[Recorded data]
-*-*-
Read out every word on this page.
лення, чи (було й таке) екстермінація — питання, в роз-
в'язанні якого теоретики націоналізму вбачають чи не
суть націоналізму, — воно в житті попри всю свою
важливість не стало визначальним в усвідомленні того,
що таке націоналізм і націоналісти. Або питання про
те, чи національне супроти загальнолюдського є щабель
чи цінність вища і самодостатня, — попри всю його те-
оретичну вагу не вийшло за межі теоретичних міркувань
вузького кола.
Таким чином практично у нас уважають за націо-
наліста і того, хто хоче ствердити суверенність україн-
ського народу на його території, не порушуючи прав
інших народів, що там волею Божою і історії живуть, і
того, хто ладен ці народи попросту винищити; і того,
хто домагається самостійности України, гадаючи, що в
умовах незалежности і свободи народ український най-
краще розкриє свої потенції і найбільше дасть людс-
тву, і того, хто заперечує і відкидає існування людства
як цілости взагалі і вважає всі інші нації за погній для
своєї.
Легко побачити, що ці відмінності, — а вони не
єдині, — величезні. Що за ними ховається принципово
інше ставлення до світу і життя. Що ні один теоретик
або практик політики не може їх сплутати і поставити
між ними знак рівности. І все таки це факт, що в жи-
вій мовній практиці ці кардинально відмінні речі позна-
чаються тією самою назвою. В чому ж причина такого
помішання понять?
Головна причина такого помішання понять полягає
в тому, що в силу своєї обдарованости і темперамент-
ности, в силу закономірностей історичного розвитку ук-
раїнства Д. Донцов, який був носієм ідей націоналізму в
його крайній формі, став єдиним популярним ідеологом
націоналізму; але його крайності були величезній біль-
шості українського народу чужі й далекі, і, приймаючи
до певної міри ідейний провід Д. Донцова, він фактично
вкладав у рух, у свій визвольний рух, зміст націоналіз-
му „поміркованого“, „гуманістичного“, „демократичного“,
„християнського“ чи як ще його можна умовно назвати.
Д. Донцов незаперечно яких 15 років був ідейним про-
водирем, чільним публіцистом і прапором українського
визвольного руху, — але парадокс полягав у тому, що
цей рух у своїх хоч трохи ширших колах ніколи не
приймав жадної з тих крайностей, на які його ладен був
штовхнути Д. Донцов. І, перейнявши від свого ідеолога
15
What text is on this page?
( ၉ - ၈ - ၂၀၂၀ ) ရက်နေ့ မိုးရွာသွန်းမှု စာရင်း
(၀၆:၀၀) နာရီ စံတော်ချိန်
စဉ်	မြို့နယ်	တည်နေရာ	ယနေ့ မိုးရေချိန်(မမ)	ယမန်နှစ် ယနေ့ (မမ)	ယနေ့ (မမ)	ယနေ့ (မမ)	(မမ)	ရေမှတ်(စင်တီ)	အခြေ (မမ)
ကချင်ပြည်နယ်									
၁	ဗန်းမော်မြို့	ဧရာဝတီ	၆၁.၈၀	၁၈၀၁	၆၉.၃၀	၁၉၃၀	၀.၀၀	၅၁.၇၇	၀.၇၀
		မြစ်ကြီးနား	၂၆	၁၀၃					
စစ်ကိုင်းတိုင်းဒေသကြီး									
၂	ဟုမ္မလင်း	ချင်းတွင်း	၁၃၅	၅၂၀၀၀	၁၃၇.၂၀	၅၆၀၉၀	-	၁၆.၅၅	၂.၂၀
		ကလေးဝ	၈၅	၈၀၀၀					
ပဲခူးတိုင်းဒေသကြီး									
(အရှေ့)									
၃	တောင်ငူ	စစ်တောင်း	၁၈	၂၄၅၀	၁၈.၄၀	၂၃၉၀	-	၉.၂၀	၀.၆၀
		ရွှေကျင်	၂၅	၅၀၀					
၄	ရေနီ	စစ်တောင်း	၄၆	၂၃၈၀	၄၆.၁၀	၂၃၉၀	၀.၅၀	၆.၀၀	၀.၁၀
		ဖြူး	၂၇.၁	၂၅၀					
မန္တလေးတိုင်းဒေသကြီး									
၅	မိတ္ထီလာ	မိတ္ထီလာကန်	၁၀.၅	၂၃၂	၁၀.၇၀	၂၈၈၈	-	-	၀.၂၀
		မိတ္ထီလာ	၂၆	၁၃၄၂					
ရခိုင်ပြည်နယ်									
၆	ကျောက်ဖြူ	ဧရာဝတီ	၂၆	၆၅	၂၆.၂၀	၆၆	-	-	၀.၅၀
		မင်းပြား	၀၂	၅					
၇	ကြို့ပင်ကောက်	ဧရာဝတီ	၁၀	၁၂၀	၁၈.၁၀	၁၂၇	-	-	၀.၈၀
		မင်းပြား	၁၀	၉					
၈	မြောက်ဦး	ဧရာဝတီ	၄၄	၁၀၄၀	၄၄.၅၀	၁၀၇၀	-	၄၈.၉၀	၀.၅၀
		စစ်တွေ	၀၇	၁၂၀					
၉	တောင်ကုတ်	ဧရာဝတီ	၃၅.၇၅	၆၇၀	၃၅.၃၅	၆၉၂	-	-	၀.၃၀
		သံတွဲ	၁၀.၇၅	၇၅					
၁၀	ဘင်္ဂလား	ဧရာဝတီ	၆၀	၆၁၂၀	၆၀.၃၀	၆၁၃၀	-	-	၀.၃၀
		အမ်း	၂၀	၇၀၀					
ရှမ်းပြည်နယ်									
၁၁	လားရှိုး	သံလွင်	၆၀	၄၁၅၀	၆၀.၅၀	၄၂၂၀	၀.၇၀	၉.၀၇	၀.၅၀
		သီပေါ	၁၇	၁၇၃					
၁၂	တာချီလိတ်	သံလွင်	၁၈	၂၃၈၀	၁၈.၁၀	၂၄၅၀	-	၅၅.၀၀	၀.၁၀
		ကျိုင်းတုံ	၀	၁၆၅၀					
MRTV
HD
-*-*-
> DIRECTIVE: How many lines in the data contain the string "силу"? Respond with the number only.

> CORRECT ANSWER: 2